TASK BRIEF
Look for the word "color" in the entries below, then copy every line that has it.

# start of RECORDS FOR THIS TASK

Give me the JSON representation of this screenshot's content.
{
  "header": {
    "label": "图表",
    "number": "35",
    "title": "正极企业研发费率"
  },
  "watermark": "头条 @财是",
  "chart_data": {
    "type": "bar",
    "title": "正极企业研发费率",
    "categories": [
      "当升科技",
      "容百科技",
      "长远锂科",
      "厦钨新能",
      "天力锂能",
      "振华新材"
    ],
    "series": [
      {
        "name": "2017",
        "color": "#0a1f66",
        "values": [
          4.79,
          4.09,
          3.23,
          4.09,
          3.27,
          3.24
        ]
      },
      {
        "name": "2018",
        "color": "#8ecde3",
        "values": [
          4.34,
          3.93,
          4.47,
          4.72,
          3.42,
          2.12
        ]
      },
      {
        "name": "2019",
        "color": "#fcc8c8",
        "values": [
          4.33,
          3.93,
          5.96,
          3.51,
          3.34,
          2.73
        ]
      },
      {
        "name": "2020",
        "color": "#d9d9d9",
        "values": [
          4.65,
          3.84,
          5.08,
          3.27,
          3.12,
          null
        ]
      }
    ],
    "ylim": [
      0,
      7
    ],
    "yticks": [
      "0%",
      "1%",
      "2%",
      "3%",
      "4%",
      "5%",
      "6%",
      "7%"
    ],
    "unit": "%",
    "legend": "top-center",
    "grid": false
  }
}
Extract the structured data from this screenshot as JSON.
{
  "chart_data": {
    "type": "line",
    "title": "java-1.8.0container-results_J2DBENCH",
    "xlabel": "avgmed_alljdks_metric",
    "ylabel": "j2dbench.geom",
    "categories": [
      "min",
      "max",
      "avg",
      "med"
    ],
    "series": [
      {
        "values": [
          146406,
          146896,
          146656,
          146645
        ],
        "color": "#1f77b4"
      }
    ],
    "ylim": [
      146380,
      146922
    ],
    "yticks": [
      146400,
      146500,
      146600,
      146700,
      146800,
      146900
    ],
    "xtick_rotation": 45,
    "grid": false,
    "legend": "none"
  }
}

# end of RECORDS FOR THIS TASK

SOLUTION FOR THIS PROBLEM
        "color": "#0a1f66",
        "color": "#8ecde3",
        "color": "#fcc8c8",
        "color": "#d9d9d9",
        "color": "#1f77b4"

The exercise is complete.